**Given request:** Find the lines with "remaining" in them and copy them out.

/---

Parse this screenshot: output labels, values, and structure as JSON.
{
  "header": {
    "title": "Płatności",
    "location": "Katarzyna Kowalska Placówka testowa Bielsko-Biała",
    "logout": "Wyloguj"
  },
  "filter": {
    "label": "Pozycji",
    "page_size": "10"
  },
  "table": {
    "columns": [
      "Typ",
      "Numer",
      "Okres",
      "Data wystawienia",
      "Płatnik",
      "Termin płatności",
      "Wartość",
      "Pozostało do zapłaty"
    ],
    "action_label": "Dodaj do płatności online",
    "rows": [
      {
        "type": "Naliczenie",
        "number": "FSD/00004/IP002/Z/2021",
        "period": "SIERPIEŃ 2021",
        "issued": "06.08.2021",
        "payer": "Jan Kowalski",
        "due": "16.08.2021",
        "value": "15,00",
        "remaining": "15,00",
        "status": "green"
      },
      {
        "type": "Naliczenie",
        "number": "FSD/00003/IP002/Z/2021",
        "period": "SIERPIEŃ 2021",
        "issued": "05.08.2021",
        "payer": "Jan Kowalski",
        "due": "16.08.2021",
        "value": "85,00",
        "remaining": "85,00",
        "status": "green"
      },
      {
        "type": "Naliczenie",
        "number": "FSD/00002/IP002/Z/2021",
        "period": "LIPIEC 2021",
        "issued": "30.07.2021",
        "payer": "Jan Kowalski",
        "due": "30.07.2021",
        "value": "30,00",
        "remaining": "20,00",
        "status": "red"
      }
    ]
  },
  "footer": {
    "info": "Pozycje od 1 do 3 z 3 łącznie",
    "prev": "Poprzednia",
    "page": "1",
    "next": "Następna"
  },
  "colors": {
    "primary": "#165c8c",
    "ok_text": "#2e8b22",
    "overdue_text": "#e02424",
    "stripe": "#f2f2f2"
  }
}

\---

**Finished answer:**
        "remaining": "15,00",
        "remaining": "85,00",
        "remaining": "20,00",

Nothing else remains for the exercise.